(Data excerpts)

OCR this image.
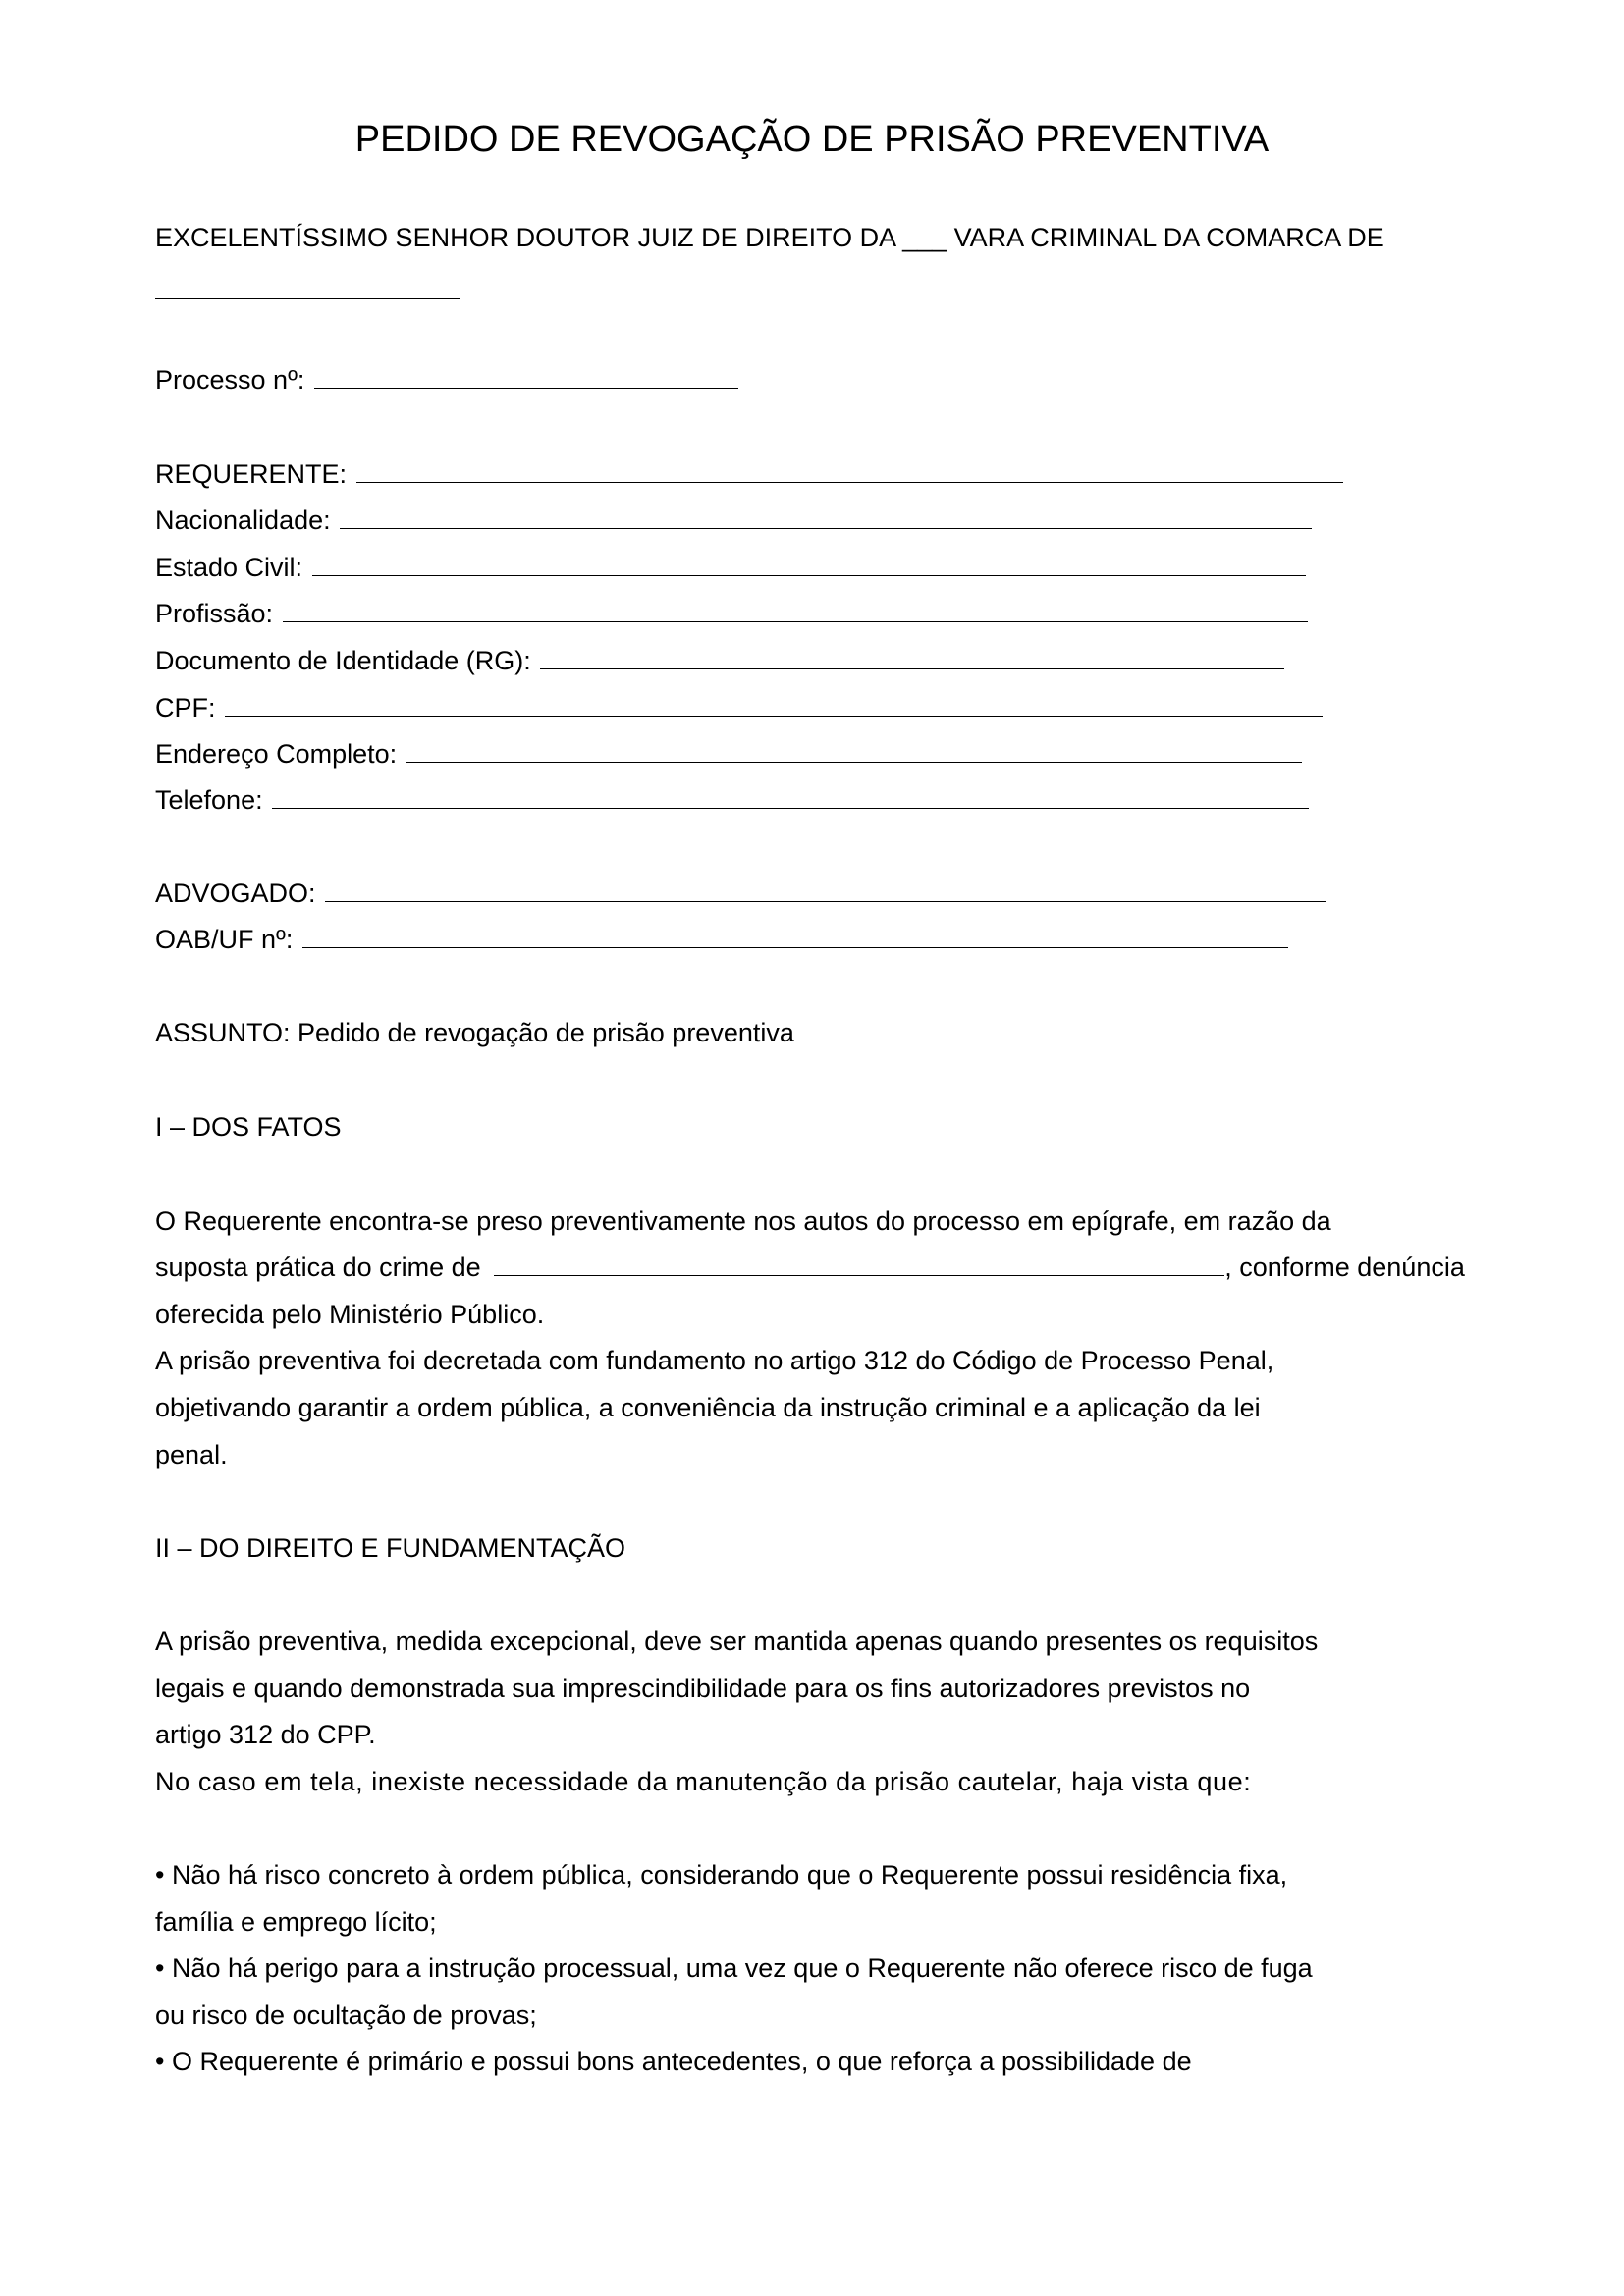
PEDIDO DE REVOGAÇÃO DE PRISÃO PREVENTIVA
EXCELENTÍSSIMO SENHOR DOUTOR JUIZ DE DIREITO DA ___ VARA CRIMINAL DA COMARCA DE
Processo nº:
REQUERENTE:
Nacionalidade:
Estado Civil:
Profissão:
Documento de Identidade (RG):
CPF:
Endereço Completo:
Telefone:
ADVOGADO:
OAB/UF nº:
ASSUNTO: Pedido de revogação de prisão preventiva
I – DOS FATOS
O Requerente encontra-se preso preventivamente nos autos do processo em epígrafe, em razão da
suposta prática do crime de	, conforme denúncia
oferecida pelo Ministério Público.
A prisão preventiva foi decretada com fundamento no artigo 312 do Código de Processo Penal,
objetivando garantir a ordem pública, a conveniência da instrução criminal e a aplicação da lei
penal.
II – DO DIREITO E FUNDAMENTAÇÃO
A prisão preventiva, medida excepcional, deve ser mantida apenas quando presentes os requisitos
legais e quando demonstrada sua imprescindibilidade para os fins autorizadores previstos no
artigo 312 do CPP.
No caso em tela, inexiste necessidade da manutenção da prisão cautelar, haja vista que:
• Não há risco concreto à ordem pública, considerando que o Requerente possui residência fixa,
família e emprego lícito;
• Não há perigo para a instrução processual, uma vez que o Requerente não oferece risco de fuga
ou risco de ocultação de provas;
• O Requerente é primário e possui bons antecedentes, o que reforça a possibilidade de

• WHAT IS ASKED: From the listing above, copy all lines holding the word "quando".

• FINAL RESULT:
A prisão preventiva, medida excepcional, deve ser mantida apenas quando presentes os requisitos
legais e quando demonstrada sua imprescindibilidade para os fins autorizadores previstos no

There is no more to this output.